Goal of the exercise>
Reproduce the listing that follows with no differences at all.

Supplied entries>
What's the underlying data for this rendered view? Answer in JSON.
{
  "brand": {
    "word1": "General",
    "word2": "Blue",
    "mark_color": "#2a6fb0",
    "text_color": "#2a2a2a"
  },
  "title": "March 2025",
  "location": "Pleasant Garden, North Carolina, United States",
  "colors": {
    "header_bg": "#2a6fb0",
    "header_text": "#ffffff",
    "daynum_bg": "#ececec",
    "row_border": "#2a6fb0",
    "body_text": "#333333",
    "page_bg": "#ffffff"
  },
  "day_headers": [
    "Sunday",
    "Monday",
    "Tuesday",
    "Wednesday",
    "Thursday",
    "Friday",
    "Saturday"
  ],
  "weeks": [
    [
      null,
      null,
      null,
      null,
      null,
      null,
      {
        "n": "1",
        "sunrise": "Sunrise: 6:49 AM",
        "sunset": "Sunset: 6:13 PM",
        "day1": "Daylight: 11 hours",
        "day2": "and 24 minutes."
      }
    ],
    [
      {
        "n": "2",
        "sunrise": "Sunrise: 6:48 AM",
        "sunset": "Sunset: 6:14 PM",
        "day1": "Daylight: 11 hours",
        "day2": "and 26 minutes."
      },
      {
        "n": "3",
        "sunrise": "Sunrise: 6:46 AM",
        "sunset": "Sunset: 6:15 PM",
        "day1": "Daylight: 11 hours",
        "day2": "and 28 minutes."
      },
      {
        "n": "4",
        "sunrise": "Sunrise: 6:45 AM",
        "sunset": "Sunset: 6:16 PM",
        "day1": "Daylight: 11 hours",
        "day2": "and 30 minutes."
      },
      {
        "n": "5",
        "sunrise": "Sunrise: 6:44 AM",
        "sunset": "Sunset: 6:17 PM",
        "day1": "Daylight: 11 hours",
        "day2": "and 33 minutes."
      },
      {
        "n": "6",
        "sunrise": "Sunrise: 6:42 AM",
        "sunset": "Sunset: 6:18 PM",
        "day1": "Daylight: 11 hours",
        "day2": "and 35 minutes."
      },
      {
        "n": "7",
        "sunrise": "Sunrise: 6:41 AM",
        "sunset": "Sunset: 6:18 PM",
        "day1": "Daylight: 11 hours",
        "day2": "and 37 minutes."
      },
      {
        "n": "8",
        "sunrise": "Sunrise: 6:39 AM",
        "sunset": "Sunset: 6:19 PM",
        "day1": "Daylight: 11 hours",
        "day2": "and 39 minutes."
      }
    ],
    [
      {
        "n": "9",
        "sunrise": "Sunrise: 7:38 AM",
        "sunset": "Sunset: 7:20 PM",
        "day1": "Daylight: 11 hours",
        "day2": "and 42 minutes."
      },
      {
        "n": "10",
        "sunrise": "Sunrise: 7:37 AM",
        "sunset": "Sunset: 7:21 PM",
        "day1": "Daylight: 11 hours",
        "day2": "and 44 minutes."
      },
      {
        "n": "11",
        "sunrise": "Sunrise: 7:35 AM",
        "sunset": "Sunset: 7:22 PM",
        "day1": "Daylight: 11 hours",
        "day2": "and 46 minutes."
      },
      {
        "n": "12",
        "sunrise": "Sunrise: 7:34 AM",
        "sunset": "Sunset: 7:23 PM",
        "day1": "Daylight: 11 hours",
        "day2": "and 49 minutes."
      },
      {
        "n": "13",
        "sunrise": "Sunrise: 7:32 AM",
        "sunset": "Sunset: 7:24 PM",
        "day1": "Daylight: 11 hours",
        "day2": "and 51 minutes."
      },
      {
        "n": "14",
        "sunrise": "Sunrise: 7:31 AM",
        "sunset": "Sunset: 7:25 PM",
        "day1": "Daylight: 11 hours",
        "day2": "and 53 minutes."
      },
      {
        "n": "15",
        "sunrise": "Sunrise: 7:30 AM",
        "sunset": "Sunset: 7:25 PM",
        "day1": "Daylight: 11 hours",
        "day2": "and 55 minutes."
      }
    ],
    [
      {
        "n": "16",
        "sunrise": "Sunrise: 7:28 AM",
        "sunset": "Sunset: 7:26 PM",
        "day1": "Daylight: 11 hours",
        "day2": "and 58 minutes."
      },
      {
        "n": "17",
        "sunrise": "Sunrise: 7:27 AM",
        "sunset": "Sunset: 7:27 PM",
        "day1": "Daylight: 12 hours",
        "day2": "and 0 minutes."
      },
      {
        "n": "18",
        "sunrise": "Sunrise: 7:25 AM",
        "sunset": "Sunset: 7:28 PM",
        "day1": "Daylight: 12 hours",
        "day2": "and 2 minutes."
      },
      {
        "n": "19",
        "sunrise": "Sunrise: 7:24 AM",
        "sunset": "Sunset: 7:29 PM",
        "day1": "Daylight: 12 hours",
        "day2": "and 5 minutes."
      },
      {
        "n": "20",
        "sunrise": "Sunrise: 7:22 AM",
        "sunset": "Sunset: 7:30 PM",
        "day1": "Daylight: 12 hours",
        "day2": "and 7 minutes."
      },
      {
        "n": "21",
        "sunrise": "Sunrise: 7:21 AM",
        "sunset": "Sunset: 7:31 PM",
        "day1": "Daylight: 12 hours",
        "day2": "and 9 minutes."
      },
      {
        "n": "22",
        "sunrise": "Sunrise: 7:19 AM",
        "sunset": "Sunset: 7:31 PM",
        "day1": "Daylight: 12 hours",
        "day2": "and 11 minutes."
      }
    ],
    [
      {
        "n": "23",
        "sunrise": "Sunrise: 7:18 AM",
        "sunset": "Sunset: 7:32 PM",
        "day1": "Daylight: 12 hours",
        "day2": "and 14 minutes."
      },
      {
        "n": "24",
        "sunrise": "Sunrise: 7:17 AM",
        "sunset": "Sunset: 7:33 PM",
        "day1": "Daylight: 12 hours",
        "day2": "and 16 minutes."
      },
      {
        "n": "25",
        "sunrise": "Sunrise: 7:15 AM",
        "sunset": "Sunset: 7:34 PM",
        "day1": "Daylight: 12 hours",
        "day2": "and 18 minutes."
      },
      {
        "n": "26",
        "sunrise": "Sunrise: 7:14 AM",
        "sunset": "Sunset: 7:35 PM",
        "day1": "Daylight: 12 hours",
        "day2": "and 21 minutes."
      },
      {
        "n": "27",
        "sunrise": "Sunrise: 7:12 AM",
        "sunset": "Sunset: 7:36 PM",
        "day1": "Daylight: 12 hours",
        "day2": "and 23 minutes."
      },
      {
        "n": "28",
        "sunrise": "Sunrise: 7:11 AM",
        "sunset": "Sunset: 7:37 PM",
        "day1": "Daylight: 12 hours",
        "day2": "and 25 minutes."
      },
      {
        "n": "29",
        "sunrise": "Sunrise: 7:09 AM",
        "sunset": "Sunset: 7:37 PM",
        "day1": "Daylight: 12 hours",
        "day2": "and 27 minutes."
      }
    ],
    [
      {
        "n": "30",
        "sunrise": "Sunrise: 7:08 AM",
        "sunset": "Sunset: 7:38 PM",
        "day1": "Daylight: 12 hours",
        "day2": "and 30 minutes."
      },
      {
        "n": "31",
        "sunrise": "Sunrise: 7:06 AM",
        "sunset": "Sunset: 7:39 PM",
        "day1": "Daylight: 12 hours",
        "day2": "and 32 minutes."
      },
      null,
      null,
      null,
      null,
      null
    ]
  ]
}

The reply>
What's the underlying data for this rendered view? Answer in JSON.
{
  "brand": {
    "word1": "General",
    "word2": "Blue",
    "mark_color": "#2a6fb0",
    "text_color": "#2a2a2a"
  },
  "title": "March 2025",
  "location": "Pleasant Garden, North Carolina, United States",
  "colors": {
    "header_bg": "#2a6fb0",
    "header_text": "#ffffff",
    "daynum_bg": "#ececec",
    "row_border": "#2a6fb0",
    "body_text": "#333333",
    "page_bg": "#ffffff"
  },
  "day_headers": [
    "Sunday",
    "Monday",
    "Tuesday",
    "Wednesday",
    "Thursday",
    "Friday",
    "Saturday"
  ],
  "weeks": [
    [
      null,
      null,
      null,
      null,
      null,
      null,
      {
        "n": "1",
        "sunrise": "Sunrise: 6:49 AM",
        "sunset": "Sunset: 6:13 PM",
        "day1": "Daylight: 11 hours",
        "day2": "and 24 minutes."
      }
    ],
    [
      {
        "n": "2",
        "sunrise": "Sunrise: 6:48 AM",
        "sunset": "Sunset: 6:14 PM",
        "day1": "Daylight: 11 hours",
        "day2": "and 26 minutes."
      },
      {
        "n": "3",
        "sunrise": "Sunrise: 6:46 AM",
        "sunset": "Sunset: 6:15 PM",
        "day1": "Daylight: 11 hours",
        "day2": "and 28 minutes."
      },
      {
        "n": "4",
        "sunrise": "Sunrise: 6:45 AM",
        "sunset": "Sunset: 6:16 PM",
        "day1": "Daylight: 11 hours",
        "day2": "and 30 minutes."
      },
      {
        "n": "5",
        "sunrise": "Sunrise: 6:44 AM",
        "sunset": "Sunset: 6:17 PM",
        "day1": "Daylight: 11 hours",
        "day2": "and 33 minutes."
      },
      {
        "n": "6",
        "sunrise": "Sunrise: 6:42 AM",
        "sunset": "Sunset: 6:18 PM",
        "day1": "Daylight: 11 hours",
        "day2": "and 35 minutes."
      },
      {
        "n": "7",
        "sunrise": "Sunrise: 6:41 AM",
        "sunset": "Sunset: 6:18 PM",
        "day1": "Daylight: 11 hours",
        "day2": "and 37 minutes."
      },
      {
        "n": "8",
        "sunrise": "Sunrise: 6:39 AM",
        "sunset": "Sunset: 6:19 PM",
        "day1": "Daylight: 11 hours",
        "day2": "and 39 minutes."
      }
    ],
    [
      {
        "n": "9",
        "sunrise": "Sunrise: 7:38 AM",
        "sunset": "Sunset: 7:20 PM",
        "day1": "Daylight: 11 hours",
        "day2": "and 42 minutes."
      },
      {
        "n": "10",
        "sunrise": "Sunrise: 7:37 AM",
        "sunset": "Sunset: 7:21 PM",
        "day1": "Daylight: 11 hours",
        "day2": "and 44 minutes."
      },
      {
        "n": "11",
        "sunrise": "Sunrise: 7:35 AM",
        "sunset": "Sunset: 7:22 PM",
        "day1": "Daylight: 11 hours",
        "day2": "and 46 minutes."
      },
      {
        "n": "12",
        "sunrise": "Sunrise: 7:34 AM",
        "sunset": "Sunset: 7:23 PM",
        "day1": "Daylight: 11 hours",
        "day2": "and 49 minutes."
      },
      {
        "n": "13",
        "sunrise": "Sunrise: 7:32 AM",
        "sunset": "Sunset: 7:24 PM",
        "day1": "Daylight: 11 hours",
        "day2": "and 51 minutes."
      },
      {
        "n": "14",
        "sunrise": "Sunrise: 7:31 AM",
        "sunset": "Sunset: 7:25 PM",
        "day1": "Daylight: 11 hours",
        "day2": "and 53 minutes."
      },
      {
        "n": "15",
        "sunrise": "Sunrise: 7:30 AM",
        "sunset": "Sunset: 7:25 PM",
        "day1": "Daylight: 11 hours",
        "day2": "and 55 minutes."
      }
    ],
    [
      {
        "n": "16",
        "sunrise": "Sunrise: 7:28 AM",
        "sunset": "Sunset: 7:26 PM",
        "day1": "Daylight: 11 hours",
        "day2": "and 58 minutes."
      },
      {
        "n": "17",
        "sunrise": "Sunrise: 7:27 AM",
        "sunset": "Sunset: 7:27 PM",
        "day1": "Daylight: 12 hours",
        "day2": "and 0 minutes."
      },
      {
        "n": "18",
        "sunrise": "Sunrise: 7:25 AM",
        "sunset": "Sunset: 7:28 PM",
        "day1": "Daylight: 12 hours",
        "day2": "and 2 minutes."
      },
      {
        "n": "19",
        "sunrise": "Sunrise: 7:24 AM",
        "sunset": "Sunset: 7:29 PM",
        "day1": "Daylight: 12 hours",
        "day2": "and 5 minutes."
      },
      {
        "n": "20",
        "sunrise": "Sunrise: 7:22 AM",
        "sunset": "Sunset: 7:30 PM",
        "day1": "Daylight: 12 hours",
        "day2": "and 7 minutes."
      },
      {
        "n": "21",
        "sunrise": "Sunrise: 7:21 AM",
        "sunset": "Sunset: 7:31 PM",
        "day1": "Daylight: 12 hours",
        "day2": "and 9 minutes."
      },
      {
        "n": "22",
        "sunrise": "Sunrise: 7:19 AM",
        "sunset": "Sunset: 7:31 PM",
        "day1": "Daylight: 12 hours",
        "day2": "and 11 minutes."
      }
    ],
    [
      {
        "n": "23",
        "sunrise": "Sunrise: 7:18 AM",
        "sunset": "Sunset: 7:32 PM",
        "day1": "Daylight: 12 hours",
        "day2": "and 14 minutes."
      },
      {
        "n": "24",
        "sunrise": "Sunrise: 7:17 AM",
        "sunset": "Sunset: 7:33 PM",
        "day1": "Daylight: 12 hours",
        "day2": "and 16 minutes."
      },
      {
        "n": "25",
        "sunrise": "Sunrise: 7:15 AM",
        "sunset": "Sunset: 7:34 PM",
        "day1": "Daylight: 12 hours",
        "day2": "and 18 minutes."
      },
      {
        "n": "26",
        "sunrise": "Sunrise: 7:14 AM",
        "sunset": "Sunset: 7:35 PM",
        "day1": "Daylight: 12 hours",
        "day2": "and 21 minutes."
      },
      {
        "n": "27",
        "sunrise": "Sunrise: 7:12 AM",
        "sunset": "Sunset: 7:36 PM",
        "day1": "Daylight: 12 hours",
        "day2": "and 23 minutes."
      },
      {
        "n": "28",
        "sunrise": "Sunrise: 7:11 AM",
        "sunset": "Sunset: 7:37 PM",
        "day1": "Daylight: 12 hours",
        "day2": "and 25 minutes."
      },
      {
        "n": "29",
        "sunrise": "Sunrise: 7:09 AM",
        "sunset": "Sunset: 7:37 PM",
        "day1": "Daylight: 12 hours",
        "day2": "and 27 minutes."
      }
    ],
    [
      {
        "n": "30",
        "sunrise": "Sunrise: 7:08 AM",
        "sunset": "Sunset: 7:38 PM",
        "day1": "Daylight: 12 hours",
        "day2": "and 30 minutes."
      },
      {
        "n": "31",
        "sunrise": "Sunrise: 7:06 AM",
        "sunset": "Sunset: 7:39 PM",
        "day1": "Daylight: 12 hours",
        "day2": "and 32 minutes."
      },
      null,
      null,
      null,
      null,
      null
    ]
  ]
}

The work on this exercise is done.